# SET PROBLEM
Please print every line from the one containing "Extract all readable text from this page." through the last line of the records below, exactly as written and nothing more.

# DATA EXCERPTS
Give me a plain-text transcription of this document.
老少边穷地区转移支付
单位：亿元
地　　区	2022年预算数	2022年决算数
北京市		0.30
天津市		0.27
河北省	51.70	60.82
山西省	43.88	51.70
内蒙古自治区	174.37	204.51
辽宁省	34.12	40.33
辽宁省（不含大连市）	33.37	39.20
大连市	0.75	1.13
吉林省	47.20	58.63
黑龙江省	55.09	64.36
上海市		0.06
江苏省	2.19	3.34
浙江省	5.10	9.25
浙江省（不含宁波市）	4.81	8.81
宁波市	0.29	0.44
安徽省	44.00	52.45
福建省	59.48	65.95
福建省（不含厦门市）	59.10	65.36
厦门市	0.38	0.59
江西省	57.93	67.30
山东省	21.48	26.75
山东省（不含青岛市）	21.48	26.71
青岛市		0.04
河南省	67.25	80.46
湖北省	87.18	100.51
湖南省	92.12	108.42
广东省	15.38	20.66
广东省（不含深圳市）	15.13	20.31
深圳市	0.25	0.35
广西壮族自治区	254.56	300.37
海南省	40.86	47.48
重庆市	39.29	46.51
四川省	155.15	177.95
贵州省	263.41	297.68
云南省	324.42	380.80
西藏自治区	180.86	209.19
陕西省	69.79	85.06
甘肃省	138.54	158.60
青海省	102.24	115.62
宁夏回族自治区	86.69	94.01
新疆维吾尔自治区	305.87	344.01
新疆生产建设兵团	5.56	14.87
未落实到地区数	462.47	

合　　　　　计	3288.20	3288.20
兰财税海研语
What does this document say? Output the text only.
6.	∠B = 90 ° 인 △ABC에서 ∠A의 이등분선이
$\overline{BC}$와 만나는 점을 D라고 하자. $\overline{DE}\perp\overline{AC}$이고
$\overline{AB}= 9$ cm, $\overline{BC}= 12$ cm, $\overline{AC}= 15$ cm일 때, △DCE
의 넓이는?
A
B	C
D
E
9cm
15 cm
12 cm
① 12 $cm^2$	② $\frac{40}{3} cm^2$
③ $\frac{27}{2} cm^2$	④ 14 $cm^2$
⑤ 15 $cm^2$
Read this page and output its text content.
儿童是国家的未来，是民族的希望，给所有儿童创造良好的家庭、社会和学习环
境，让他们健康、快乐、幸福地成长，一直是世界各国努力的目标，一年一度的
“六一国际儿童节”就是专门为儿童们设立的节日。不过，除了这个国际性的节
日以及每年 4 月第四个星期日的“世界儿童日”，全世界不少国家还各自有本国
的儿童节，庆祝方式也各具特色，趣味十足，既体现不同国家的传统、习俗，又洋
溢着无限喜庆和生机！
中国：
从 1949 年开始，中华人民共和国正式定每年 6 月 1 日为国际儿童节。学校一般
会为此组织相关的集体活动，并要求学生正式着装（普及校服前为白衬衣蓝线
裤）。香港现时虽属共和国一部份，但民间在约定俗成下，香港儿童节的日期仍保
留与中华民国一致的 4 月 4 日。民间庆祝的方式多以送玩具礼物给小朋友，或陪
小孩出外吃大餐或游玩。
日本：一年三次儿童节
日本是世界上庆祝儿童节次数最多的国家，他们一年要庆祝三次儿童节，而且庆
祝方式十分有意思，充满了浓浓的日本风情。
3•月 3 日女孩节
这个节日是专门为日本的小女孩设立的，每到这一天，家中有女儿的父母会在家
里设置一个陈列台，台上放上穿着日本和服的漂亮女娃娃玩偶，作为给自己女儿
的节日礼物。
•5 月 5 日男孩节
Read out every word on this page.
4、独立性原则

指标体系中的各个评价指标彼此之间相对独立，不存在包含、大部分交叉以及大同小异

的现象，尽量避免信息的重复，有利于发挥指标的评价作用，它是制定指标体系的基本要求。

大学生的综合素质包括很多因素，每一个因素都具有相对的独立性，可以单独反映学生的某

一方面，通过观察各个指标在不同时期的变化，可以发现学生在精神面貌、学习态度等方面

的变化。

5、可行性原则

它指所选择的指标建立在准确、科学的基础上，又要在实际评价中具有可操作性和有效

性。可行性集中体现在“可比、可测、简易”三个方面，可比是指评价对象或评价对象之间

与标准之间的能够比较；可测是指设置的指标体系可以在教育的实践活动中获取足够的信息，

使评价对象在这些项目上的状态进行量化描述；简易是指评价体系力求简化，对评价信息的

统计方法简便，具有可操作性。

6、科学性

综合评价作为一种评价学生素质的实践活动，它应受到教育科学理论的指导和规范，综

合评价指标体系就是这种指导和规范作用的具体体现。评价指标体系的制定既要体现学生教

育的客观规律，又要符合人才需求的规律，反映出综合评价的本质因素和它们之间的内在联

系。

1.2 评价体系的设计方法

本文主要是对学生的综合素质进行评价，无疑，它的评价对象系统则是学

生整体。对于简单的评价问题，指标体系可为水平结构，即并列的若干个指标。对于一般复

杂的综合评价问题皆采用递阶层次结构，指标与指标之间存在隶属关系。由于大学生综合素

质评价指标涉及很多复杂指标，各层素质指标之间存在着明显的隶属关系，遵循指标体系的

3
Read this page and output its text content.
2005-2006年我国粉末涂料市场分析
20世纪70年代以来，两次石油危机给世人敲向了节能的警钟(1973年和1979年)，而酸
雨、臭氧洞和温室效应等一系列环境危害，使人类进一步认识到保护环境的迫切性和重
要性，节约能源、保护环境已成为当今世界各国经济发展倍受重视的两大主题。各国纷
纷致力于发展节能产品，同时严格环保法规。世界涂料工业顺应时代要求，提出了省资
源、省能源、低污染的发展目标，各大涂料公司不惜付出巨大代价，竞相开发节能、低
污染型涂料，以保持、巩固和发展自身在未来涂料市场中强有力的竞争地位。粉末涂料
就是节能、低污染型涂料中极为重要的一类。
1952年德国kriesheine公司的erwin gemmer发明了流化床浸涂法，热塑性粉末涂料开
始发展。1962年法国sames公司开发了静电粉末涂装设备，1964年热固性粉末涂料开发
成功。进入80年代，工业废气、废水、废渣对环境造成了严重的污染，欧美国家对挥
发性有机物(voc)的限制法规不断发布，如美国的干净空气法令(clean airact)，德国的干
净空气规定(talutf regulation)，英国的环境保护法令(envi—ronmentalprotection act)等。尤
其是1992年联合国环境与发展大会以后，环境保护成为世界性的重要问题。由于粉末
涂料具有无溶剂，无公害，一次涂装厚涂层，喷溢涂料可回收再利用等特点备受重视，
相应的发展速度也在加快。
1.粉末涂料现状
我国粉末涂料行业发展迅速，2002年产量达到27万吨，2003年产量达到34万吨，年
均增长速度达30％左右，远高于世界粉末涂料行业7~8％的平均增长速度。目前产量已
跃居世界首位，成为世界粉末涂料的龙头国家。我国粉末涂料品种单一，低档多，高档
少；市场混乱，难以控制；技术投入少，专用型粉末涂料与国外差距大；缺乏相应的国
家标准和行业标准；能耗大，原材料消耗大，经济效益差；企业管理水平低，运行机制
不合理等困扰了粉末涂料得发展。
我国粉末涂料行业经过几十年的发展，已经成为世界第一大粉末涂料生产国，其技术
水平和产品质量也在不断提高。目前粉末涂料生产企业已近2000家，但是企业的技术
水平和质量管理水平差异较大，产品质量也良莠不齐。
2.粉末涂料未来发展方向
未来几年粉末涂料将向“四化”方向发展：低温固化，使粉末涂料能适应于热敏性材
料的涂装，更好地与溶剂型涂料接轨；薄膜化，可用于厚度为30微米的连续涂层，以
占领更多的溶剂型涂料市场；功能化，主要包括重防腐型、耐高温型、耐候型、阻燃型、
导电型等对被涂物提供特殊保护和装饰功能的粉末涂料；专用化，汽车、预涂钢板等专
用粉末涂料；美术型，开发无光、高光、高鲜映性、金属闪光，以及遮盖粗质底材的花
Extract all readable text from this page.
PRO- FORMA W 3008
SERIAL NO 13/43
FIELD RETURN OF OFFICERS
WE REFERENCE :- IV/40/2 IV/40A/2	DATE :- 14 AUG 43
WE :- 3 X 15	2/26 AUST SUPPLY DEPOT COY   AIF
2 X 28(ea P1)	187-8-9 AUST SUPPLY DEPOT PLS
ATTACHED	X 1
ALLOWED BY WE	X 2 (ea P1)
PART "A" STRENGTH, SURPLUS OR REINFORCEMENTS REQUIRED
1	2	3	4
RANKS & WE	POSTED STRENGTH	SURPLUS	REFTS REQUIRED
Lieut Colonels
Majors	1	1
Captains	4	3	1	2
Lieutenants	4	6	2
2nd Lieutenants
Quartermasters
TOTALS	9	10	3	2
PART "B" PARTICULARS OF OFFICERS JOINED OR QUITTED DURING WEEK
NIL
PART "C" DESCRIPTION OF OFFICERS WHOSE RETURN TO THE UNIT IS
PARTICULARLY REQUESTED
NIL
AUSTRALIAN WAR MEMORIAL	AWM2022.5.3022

# EXERCISE RESPONSE
Extract all readable text from this page.
PRO- FORMA W 3008
SERIAL NO 13/43
FIELD RETURN OF OFFICERS
WE REFERENCE :- IV/40/2 IV/40A/2	DATE :- 14 AUG 43
WE :- 3 X 15	2/26 AUST SUPPLY DEPOT COY   AIF
2 X 28(ea P1)	187-8-9 AUST SUPPLY DEPOT PLS
ATTACHED	X 1
ALLOWED BY WE	X 2 (ea P1)
PART "A" STRENGTH, SURPLUS OR REINFORCEMENTS REQUIRED
1	2	3	4
RANKS & WE	POSTED STRENGTH	SURPLUS	REFTS REQUIRED
Lieut Colonels
Majors	1	1
Captains	4	3	1	2
Lieutenants	4	6	2
2nd Lieutenants
Quartermasters
TOTALS	9	10	3	2
PART "B" PARTICULARS OF OFFICERS JOINED OR QUITTED DURING WEEK
NIL
PART "C" DESCRIPTION OF OFFICERS WHOSE RETURN TO THE UNIT IS
PARTICULARLY REQUESTED
NIL
AUSTRALIAN WAR MEMORIAL	AWM2022.5.3022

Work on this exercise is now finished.